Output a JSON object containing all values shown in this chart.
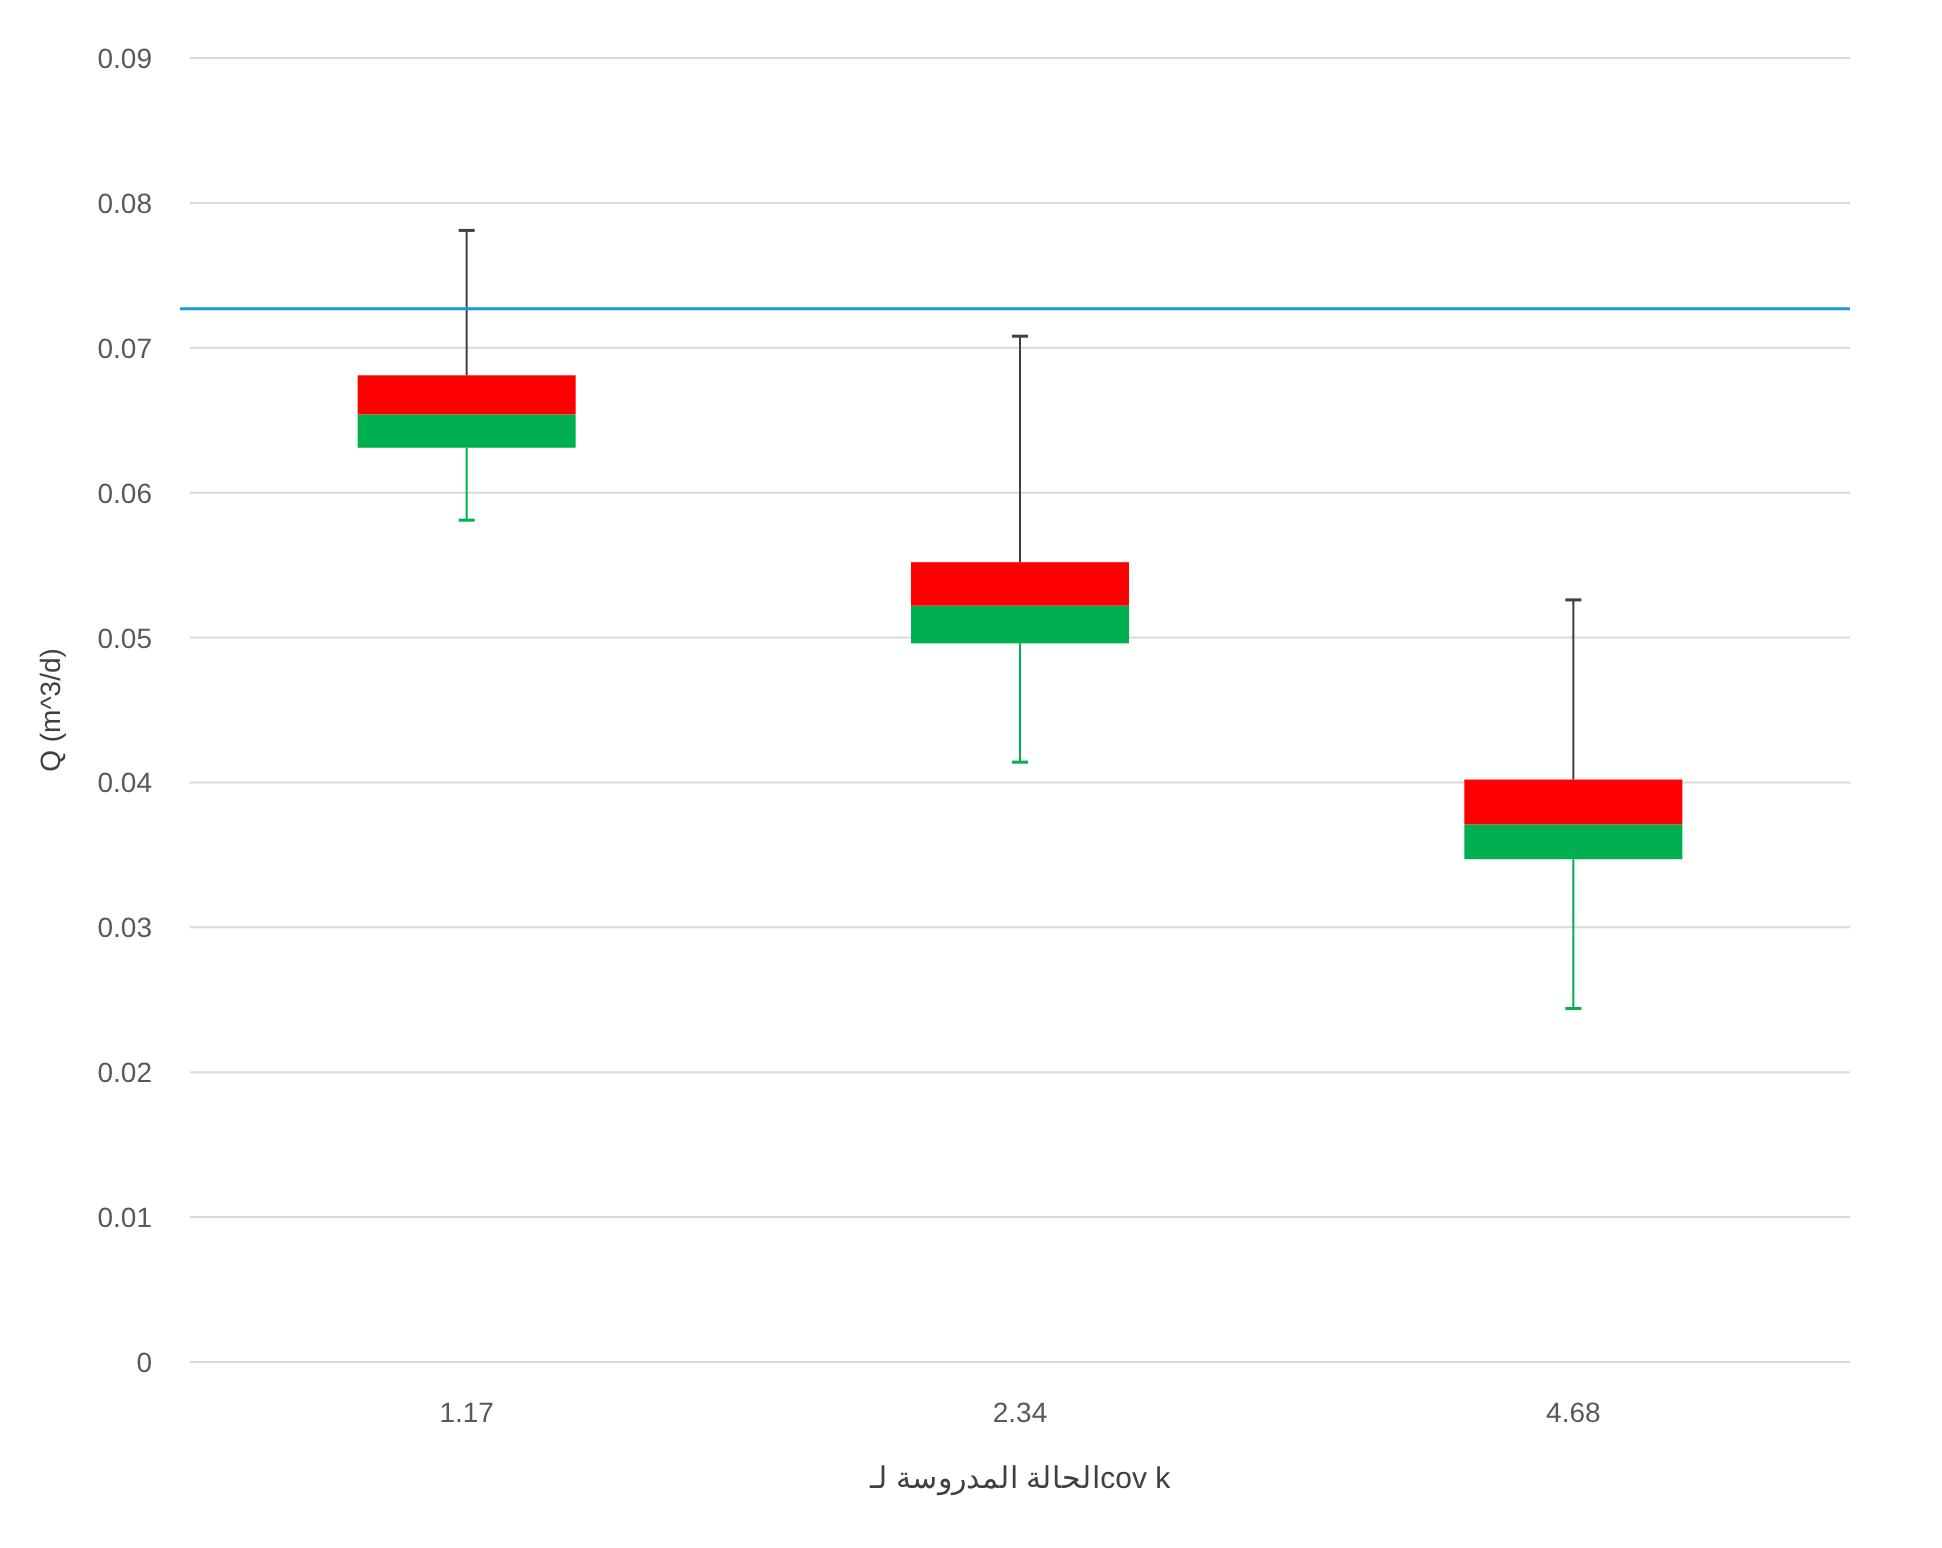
{
  "chart_data": {
    "type": "box",
    "ylabel": "Q (m^3/d)",
    "xlabel": "الحالة المدروسة لـcov k",
    "categories": [
      "1.17",
      "2.34",
      "4.68"
    ],
    "boxes": [
      {
        "low": 0.0581,
        "q1": 0.0631,
        "median": 0.0654,
        "q3": 0.0681,
        "high": 0.0781
      },
      {
        "low": 0.0414,
        "q1": 0.0496,
        "median": 0.0522,
        "q3": 0.0552,
        "high": 0.0708
      },
      {
        "low": 0.0244,
        "q1": 0.0347,
        "median": 0.0371,
        "q3": 0.0402,
        "high": 0.0526
      }
    ],
    "color": [
      "#00b050",
      "#ff0000"
    ],
    "ylim": [
      0,
      0.09
    ],
    "yticks": [
      0,
      0.01,
      0.02,
      0.03,
      0.04,
      0.05,
      0.06,
      0.07,
      0.08,
      0.09
    ],
    "grid": "y",
    "ref_lines": [
      {
        "axis": "y",
        "value": 0.0727,
        "color": "#1a9ad6"
      }
    ]
  }
}
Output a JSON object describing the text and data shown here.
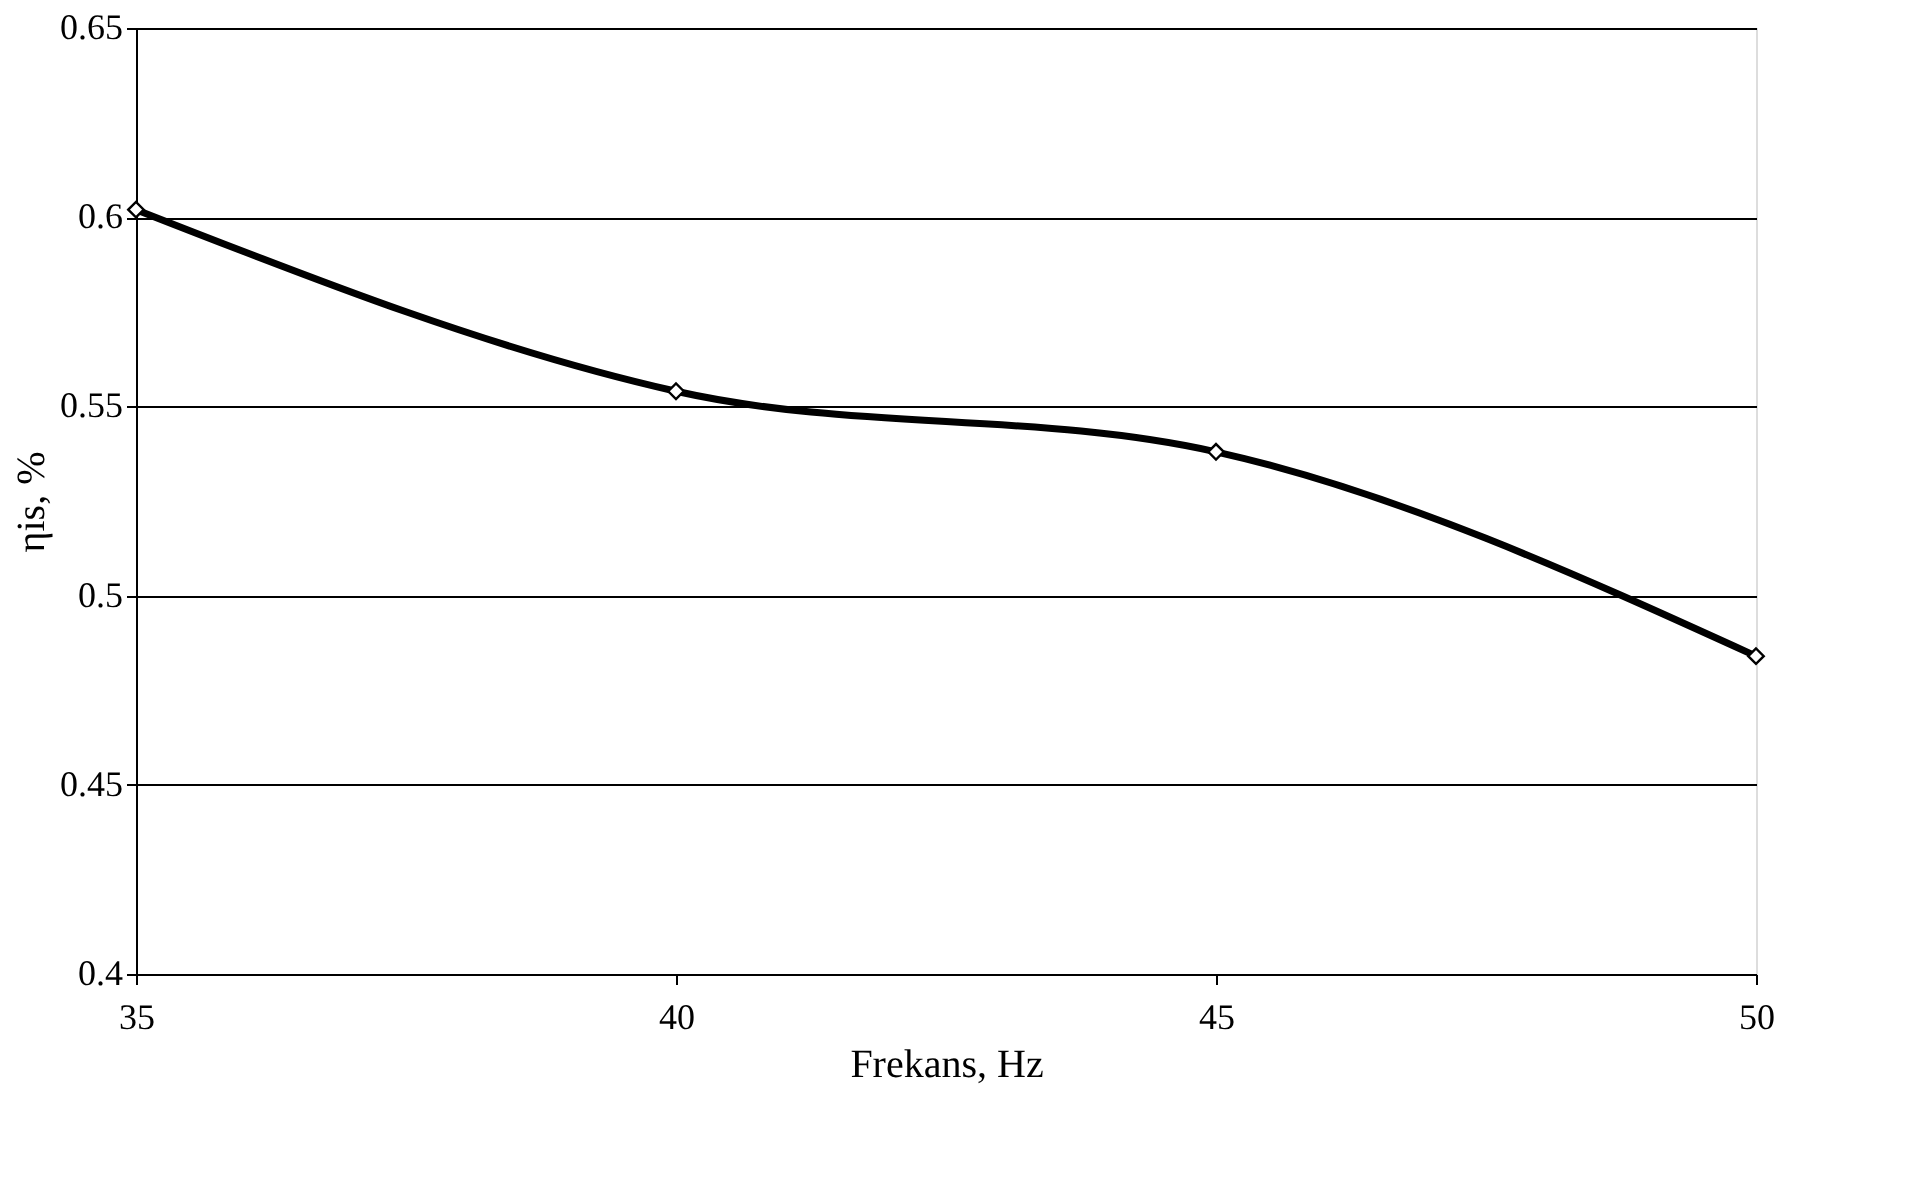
{
  "chart_data": {
    "type": "line",
    "xlabel": "Frekans, Hz",
    "ylabel": "ηis, %",
    "x": [
      35,
      40,
      45,
      50
    ],
    "series": [
      {
        "color": "#000000",
        "values": [
          0.602,
          0.554,
          0.538,
          0.484
        ]
      }
    ],
    "xlim": [
      35,
      50
    ],
    "xticks": [
      35,
      40,
      45,
      50
    ],
    "ylim": [
      0.4,
      0.65
    ],
    "yticks": [
      0.4,
      0.45,
      0.5,
      0.55,
      0.6,
      0.65
    ],
    "grid": "y",
    "marker": "diamond",
    "line_style": "solid"
  }
}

THE REQUEST = Pick out the lines that have the word "values". Copy them all.

WORKED ANSWER =
Output a JSON object containing all values shown in this chart.
        "values": [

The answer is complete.